## CHALLENGE
Wherever "title" appears in a line, copy that line.

## GIVEN RECORDS
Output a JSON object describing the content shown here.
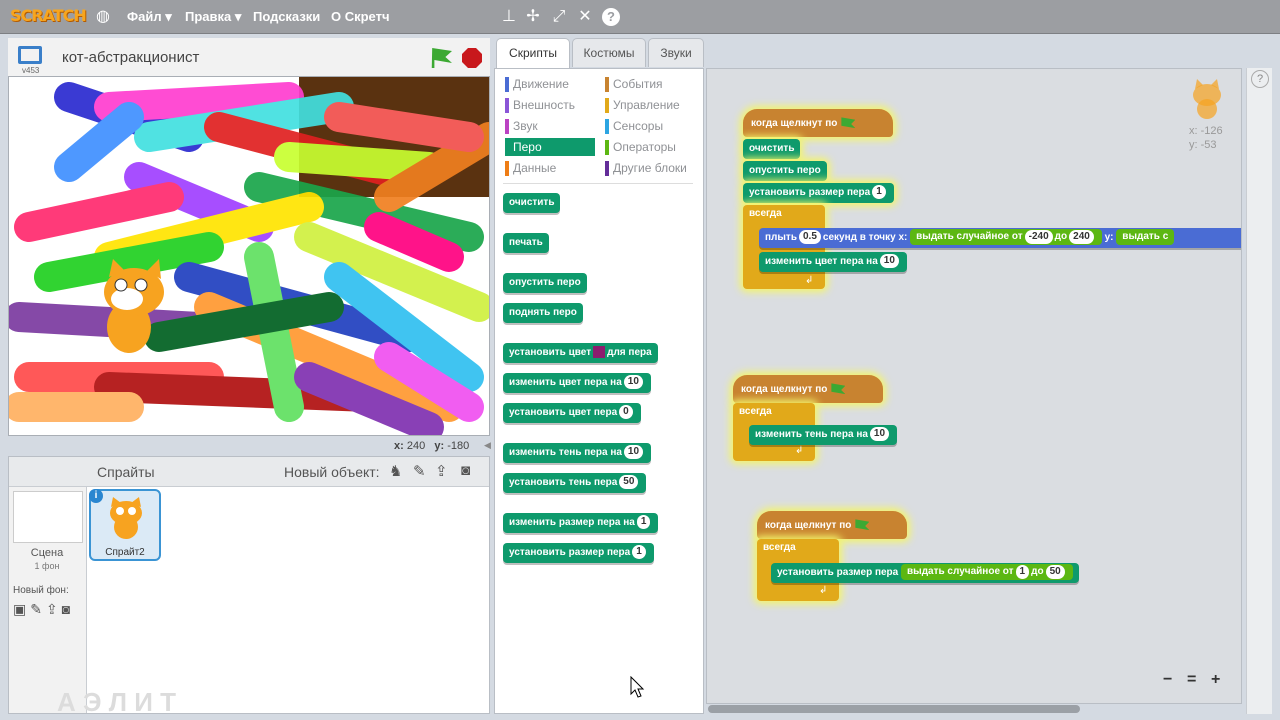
{
  "topbar": {
    "logo": "SCRATCH",
    "menu": [
      "Файл",
      "Правка",
      "Подсказки",
      "О Скретч"
    ],
    "icons": [
      "globe-icon",
      "stamp-icon",
      "move-icon",
      "grow-icon",
      "shrink-icon",
      "help-icon"
    ]
  },
  "stage": {
    "title": "кот-абстракционист",
    "version": "v453",
    "coords_x_label": "x:",
    "coords_x": "240",
    "coords_y_label": "y:",
    "coords_y": "-180"
  },
  "sprites": {
    "header": "Спрайты",
    "new_object": "Новый объект:",
    "scene_label": "Сцена",
    "scene_bg": "1 фон",
    "new_bg": "Новый фон:",
    "sprite_name": "Спрайт2",
    "watermark": "А Э Л И Т"
  },
  "tabs": [
    "Скрипты",
    "Костюмы",
    "Звуки"
  ],
  "categories_left": [
    {
      "label": "Движение",
      "color": "#4a6cd4"
    },
    {
      "label": "Внешность",
      "color": "#8a55d7"
    },
    {
      "label": "Звук",
      "color": "#bb42c3"
    },
    {
      "label": "Перо",
      "color": "#0e9a6c"
    },
    {
      "label": "Данные",
      "color": "#ee7d16"
    }
  ],
  "categories_right": [
    {
      "label": "События",
      "color": "#c88330"
    },
    {
      "label": "Управление",
      "color": "#e1a91a"
    },
    {
      "label": "Сенсоры",
      "color": "#2ca5e2"
    },
    {
      "label": "Операторы",
      "color": "#5cb712"
    },
    {
      "label": "Другие блоки",
      "color": "#632d99"
    }
  ],
  "palette_blocks": {
    "clear": "очистить",
    "stamp": "печать",
    "pen_down": "опустить перо",
    "pen_up": "поднять перо",
    "set_color_a": "установить цвет",
    "set_color_b": "для пера",
    "change_color": "изменить цвет пера на",
    "change_color_val": "10",
    "set_color_to": "установить цвет пера",
    "set_color_to_val": "0",
    "change_shade": "изменить тень пера на",
    "change_shade_val": "10",
    "set_shade": "установить тень пера",
    "set_shade_val": "50",
    "change_size": "изменить размер пера на",
    "change_size_val": "1",
    "set_size": "установить размер пера",
    "set_size_val": "1"
  },
  "script1": {
    "hat": "когда щелкнут по",
    "clear": "очистить",
    "pen_down": "опустить перо",
    "set_size": "установить размер пера",
    "set_size_val": "1",
    "forever": "всегда",
    "glide": "плыть",
    "glide_secs": "0.5",
    "glide_mid": "секунд в точку x:",
    "random": "выдать случайное от",
    "from": "-240",
    "to_word": "до",
    "to": "240",
    "y_label": "y:",
    "random2": "выдать с",
    "change_color": "изменить цвет пера на",
    "change_color_val": "10"
  },
  "script2": {
    "hat": "когда щелкнут по",
    "forever": "всегда",
    "change_shade": "изменить тень пера на",
    "change_shade_val": "10"
  },
  "script3": {
    "hat": "когда щелкнут по",
    "forever": "всегда",
    "set_size": "установить размер пера",
    "random": "выдать случайное от",
    "from": "1",
    "to_word": "до",
    "to": "50"
  },
  "sprite_info": {
    "x_label": "x:",
    "x": "-126",
    "y_label": "y:",
    "y": "-53"
  },
  "zoom": {
    "out": "−",
    "reset": "=",
    "in": "+"
  }
}
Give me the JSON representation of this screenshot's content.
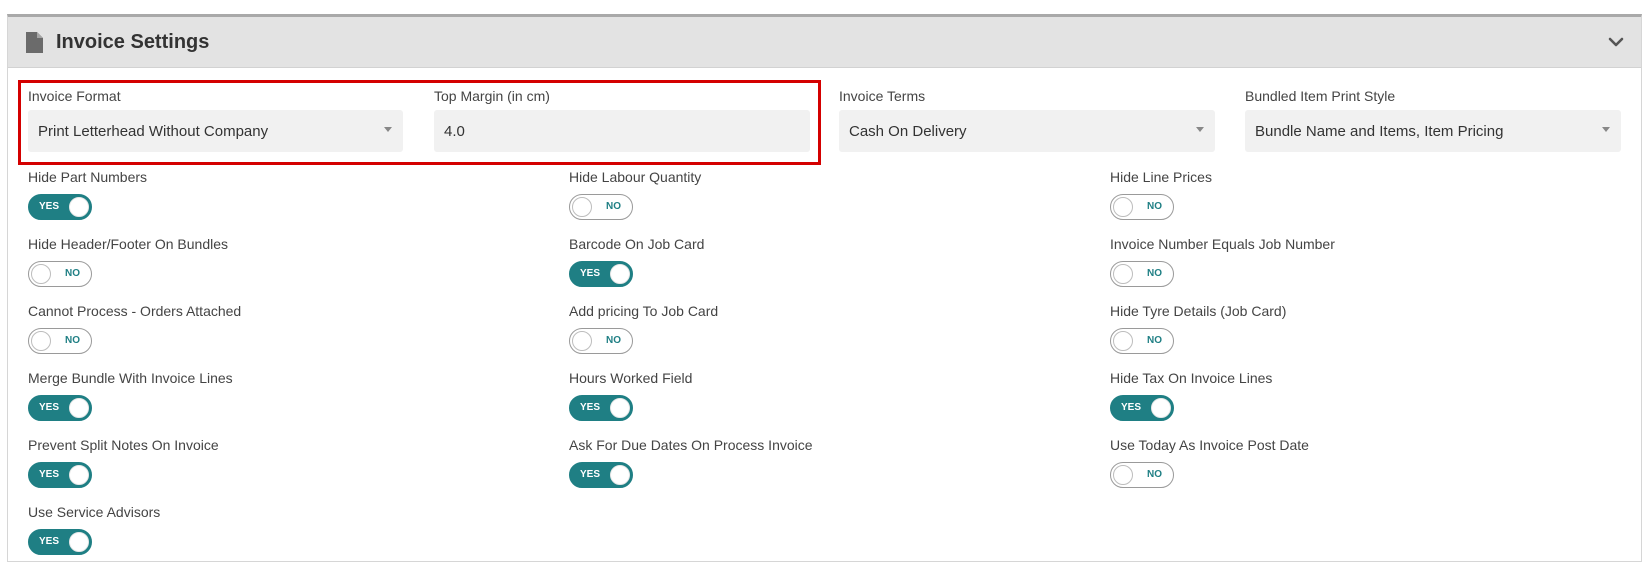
{
  "panel": {
    "title": "Invoice Settings",
    "icons": {
      "header": "document-icon",
      "collapse": "chevron-down-icon"
    }
  },
  "fields": {
    "invoice_format": {
      "label": "Invoice Format",
      "value": "Print Letterhead Without Company"
    },
    "top_margin": {
      "label": "Top Margin (in cm)",
      "value": "4.0"
    },
    "invoice_terms": {
      "label": "Invoice Terms",
      "value": "Cash On Delivery"
    },
    "bundled_print_style": {
      "label": "Bundled Item Print Style",
      "value": "Bundle Name and Items, Item Pricing"
    }
  },
  "toggles": [
    {
      "label": "Hide Part Numbers",
      "state": "YES"
    },
    {
      "label": "Hide Labour Quantity",
      "state": "NO"
    },
    {
      "label": "Hide Line Prices",
      "state": "NO"
    },
    {
      "label": "Hide Header/Footer On Bundles",
      "state": "NO"
    },
    {
      "label": "Barcode On Job Card",
      "state": "YES"
    },
    {
      "label": "Invoice Number Equals Job Number",
      "state": "NO"
    },
    {
      "label": "Cannot Process - Orders Attached",
      "state": "NO"
    },
    {
      "label": "Add pricing To Job Card",
      "state": "NO"
    },
    {
      "label": "Hide Tyre Details (Job Card)",
      "state": "NO"
    },
    {
      "label": "Merge Bundle With Invoice Lines",
      "state": "YES"
    },
    {
      "label": "Hours Worked Field",
      "state": "YES"
    },
    {
      "label": "Hide Tax On Invoice Lines",
      "state": "YES"
    },
    {
      "label": "Prevent Split Notes On Invoice",
      "state": "YES"
    },
    {
      "label": "Ask For Due Dates On Process Invoice",
      "state": "YES"
    },
    {
      "label": "Use Today As Invoice Post Date",
      "state": "NO"
    },
    {
      "label": "Use Service Advisors",
      "state": "YES"
    }
  ],
  "colors": {
    "accent": "#1f7f84",
    "highlight": "#d40000",
    "header_bg": "#e3e3e3"
  }
}
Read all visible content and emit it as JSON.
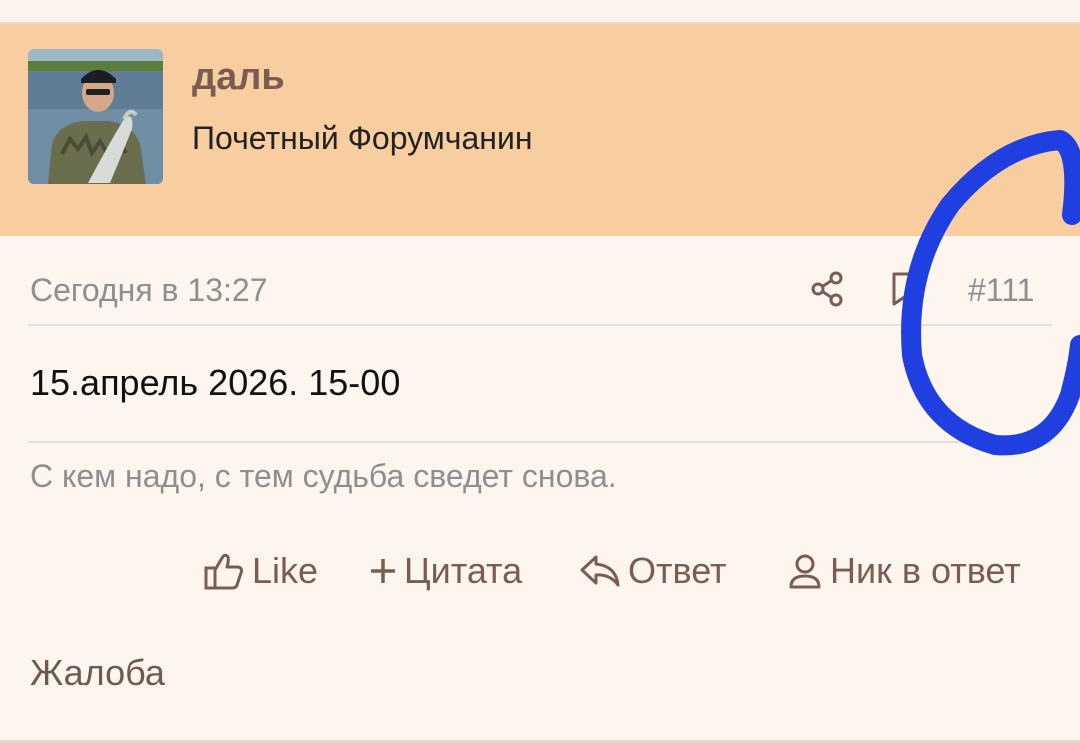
{
  "user": {
    "name": "даль",
    "title": "Почетный Форумчанин",
    "avatar": "user-avatar-photo"
  },
  "post": {
    "date": "Сегодня в 13:27",
    "number": "#111",
    "message": "15.апрель 2026. 15-00",
    "signature": "С кем надо, с тем судьба сведет снова."
  },
  "icons": {
    "share": "share-icon",
    "bookmark": "bookmark-icon",
    "like": "thumbs-up-icon",
    "quote": "plus-icon",
    "reply": "reply-icon",
    "nick": "user-icon"
  },
  "actions": {
    "like": "Like",
    "quote": "Цитата",
    "reply": "Ответ",
    "nick": "Ник в ответ"
  },
  "report": "Жалоба",
  "colors": {
    "header_bg": "#f8cd9f",
    "body_bg": "#fdf5ee",
    "accent": "#7a5c52",
    "muted": "#8f8f8f",
    "scribble": "#1f3fe0"
  }
}
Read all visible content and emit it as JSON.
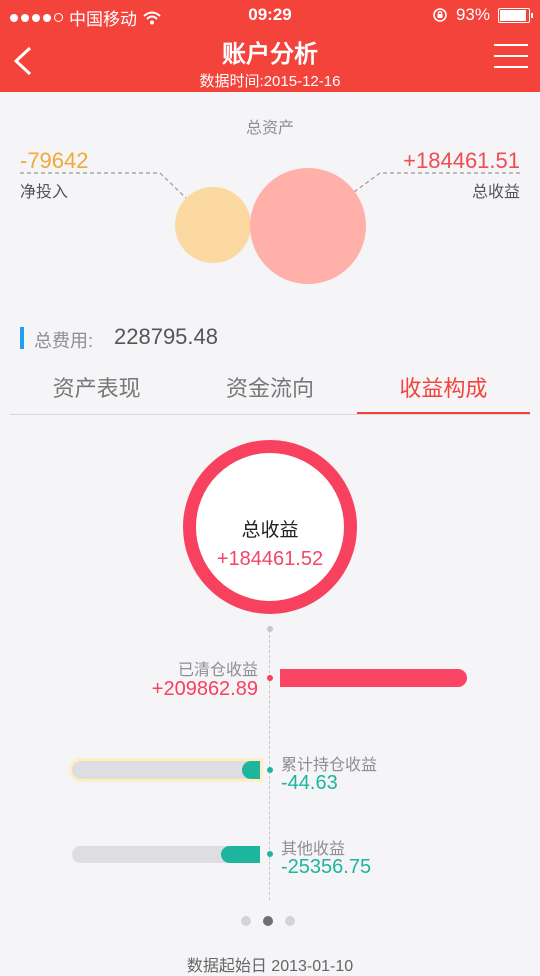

## COMPLETED EXERCISE
    "title": "кот-абстракционист",
    "title": "Invoice Settings",
    "title": "Почетный Форумчанин",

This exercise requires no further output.